Data extract:
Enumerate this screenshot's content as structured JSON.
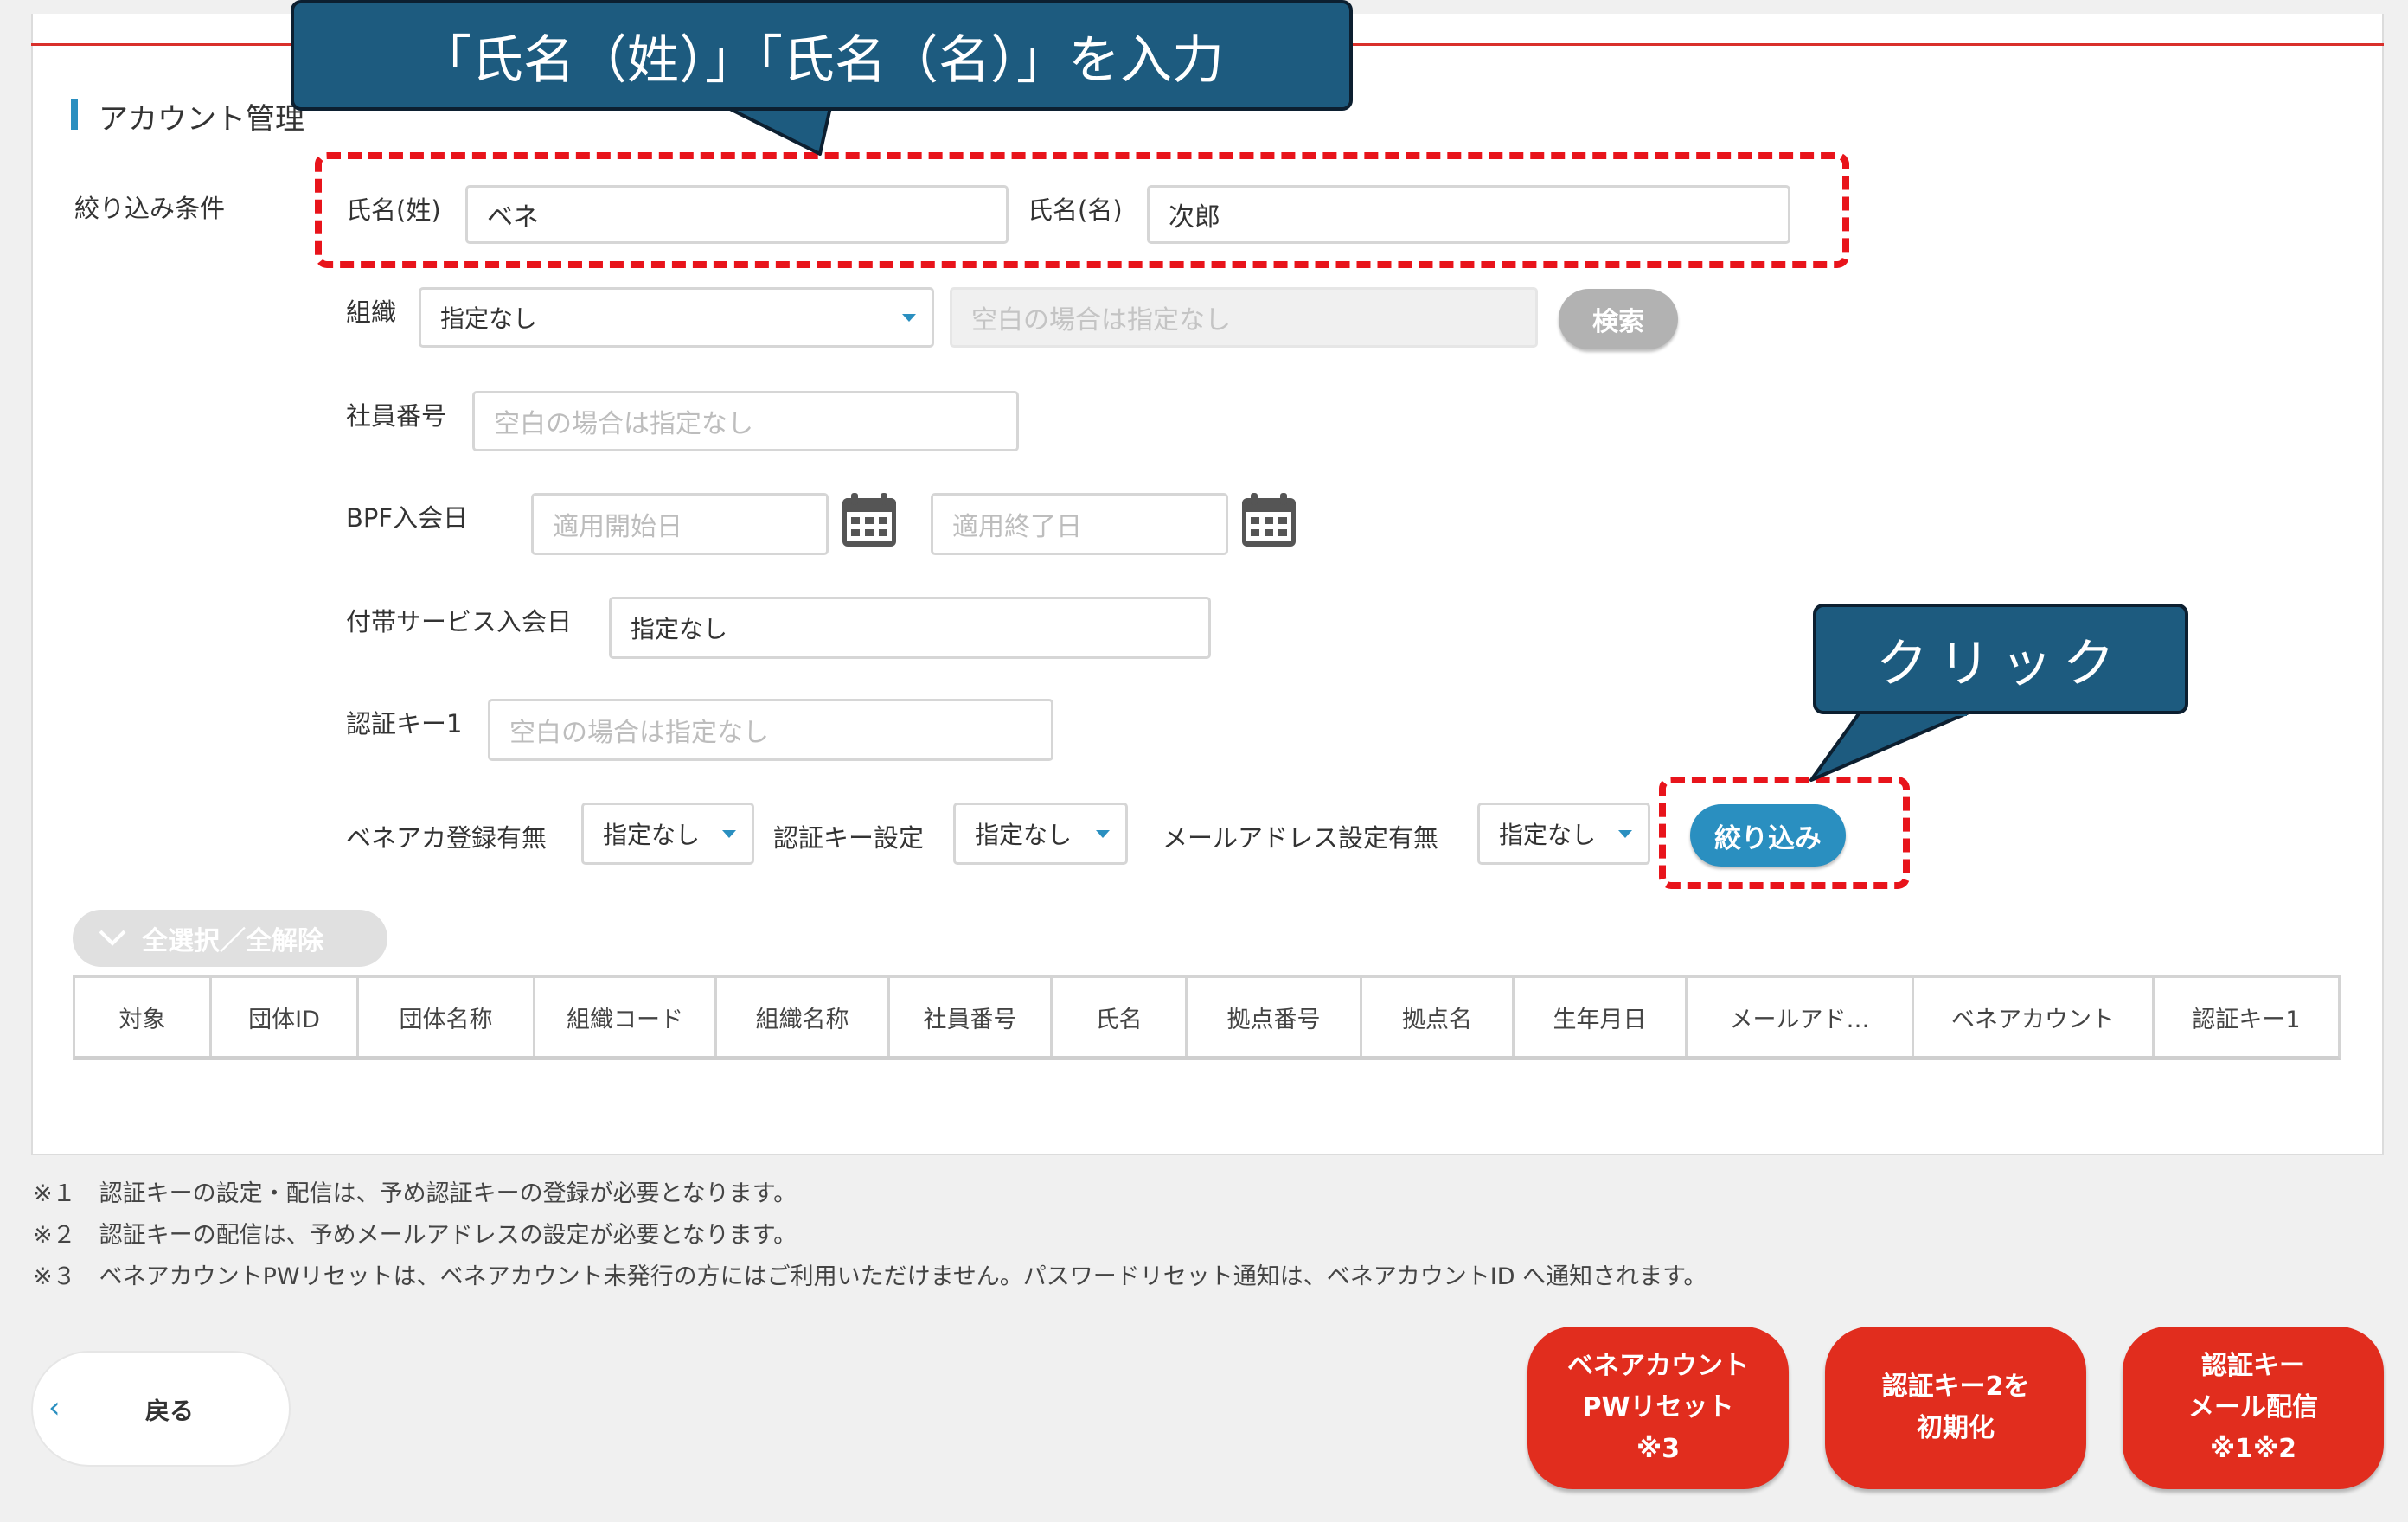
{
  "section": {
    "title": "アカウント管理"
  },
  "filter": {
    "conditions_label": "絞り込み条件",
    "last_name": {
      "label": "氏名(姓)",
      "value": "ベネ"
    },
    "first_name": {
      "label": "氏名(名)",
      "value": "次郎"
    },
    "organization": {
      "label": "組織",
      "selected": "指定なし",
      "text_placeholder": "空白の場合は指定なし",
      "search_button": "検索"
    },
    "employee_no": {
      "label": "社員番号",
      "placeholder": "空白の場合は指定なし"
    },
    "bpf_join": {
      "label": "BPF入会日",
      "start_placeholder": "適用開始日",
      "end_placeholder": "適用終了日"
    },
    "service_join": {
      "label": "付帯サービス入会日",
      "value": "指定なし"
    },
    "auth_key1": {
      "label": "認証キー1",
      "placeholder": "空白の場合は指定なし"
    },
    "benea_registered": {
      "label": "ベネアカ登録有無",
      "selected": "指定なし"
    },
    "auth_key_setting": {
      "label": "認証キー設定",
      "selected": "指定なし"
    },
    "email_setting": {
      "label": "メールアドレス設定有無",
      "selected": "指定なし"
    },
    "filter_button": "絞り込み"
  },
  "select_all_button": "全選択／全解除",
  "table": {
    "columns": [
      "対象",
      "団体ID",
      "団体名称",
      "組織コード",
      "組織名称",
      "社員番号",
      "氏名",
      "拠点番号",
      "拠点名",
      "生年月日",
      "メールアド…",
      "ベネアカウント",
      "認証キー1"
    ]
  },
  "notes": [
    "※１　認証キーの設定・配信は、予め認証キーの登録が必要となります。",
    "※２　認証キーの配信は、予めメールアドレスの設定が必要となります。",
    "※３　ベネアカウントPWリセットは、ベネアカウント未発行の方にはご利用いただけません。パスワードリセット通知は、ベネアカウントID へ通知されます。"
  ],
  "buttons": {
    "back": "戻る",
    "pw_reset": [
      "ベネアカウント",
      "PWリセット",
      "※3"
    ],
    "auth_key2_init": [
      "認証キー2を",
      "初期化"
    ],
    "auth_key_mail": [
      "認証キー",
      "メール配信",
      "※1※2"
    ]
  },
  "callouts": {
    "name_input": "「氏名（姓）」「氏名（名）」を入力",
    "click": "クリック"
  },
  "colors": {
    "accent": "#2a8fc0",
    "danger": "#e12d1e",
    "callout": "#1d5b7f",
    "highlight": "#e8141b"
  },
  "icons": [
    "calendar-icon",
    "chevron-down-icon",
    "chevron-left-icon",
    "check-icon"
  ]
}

What this task involves:
In your copy of the listing above, reproduce each line exactly and omit all pictures.

Task response:
Enumerate this screenshot's content as structured JSON.
{
  "section": {
    "title": "アカウント管理"
  },
  "filter": {
    "conditions_label": "絞り込み条件",
    "last_name": {
      "label": "氏名(姓)",
      "value": "ベネ"
    },
    "first_name": {
      "label": "氏名(名)",
      "value": "次郎"
    },
    "organization": {
      "label": "組織",
      "selected": "指定なし",
      "text_placeholder": "空白の場合は指定なし",
      "search_button": "検索"
    },
    "employee_no": {
      "label": "社員番号",
      "placeholder": "空白の場合は指定なし"
    },
    "bpf_join": {
      "label": "BPF入会日",
      "start_placeholder": "適用開始日",
      "end_placeholder": "適用終了日"
    },
    "service_join": {
      "label": "付帯サービス入会日",
      "value": "指定なし"
    },
    "auth_key1": {
      "label": "認証キー1",
      "placeholder": "空白の場合は指定なし"
    },
    "benea_registered": {
      "label": "ベネアカ登録有無",
      "selected": "指定なし"
    },
    "auth_key_setting": {
      "label": "認証キー設定",
      "selected": "指定なし"
    },
    "email_setting": {
      "label": "メールアドレス設定有無",
      "selected": "指定なし"
    },
    "filter_button": "絞り込み"
  },
  "select_all_button": "全選択／全解除",
  "table": {
    "columns": [
      "対象",
      "団体ID",
      "団体名称",
      "組織コード",
      "組織名称",
      "社員番号",
      "氏名",
      "拠点番号",
      "拠点名",
      "生年月日",
      "メールアド…",
      "ベネアカウント",
      "認証キー1"
    ]
  },
  "notes": [
    "※１　認証キーの設定・配信は、予め認証キーの登録が必要となります。",
    "※２　認証キーの配信は、予めメールアドレスの設定が必要となります。",
    "※３　ベネアカウントPWリセットは、ベネアカウント未発行の方にはご利用いただけません。パスワードリセット通知は、ベネアカウントID へ通知されます。"
  ],
  "buttons": {
    "back": "戻る",
    "pw_reset": [
      "ベネアカウント",
      "PWリセット",
      "※3"
    ],
    "auth_key2_init": [
      "認証キー2を",
      "初期化"
    ],
    "auth_key_mail": [
      "認証キー",
      "メール配信",
      "※1※2"
    ]
  },
  "callouts": {
    "name_input": "「氏名（姓）」「氏名（名）」を入力",
    "click": "クリック"
  },
  "colors": {
    "accent": "#2a8fc0",
    "danger": "#e12d1e",
    "callout": "#1d5b7f",
    "highlight": "#e8141b"
  },
  "icons": [
    "calendar-icon",
    "chevron-down-icon",
    "chevron-left-icon",
    "check-icon"
  ]
}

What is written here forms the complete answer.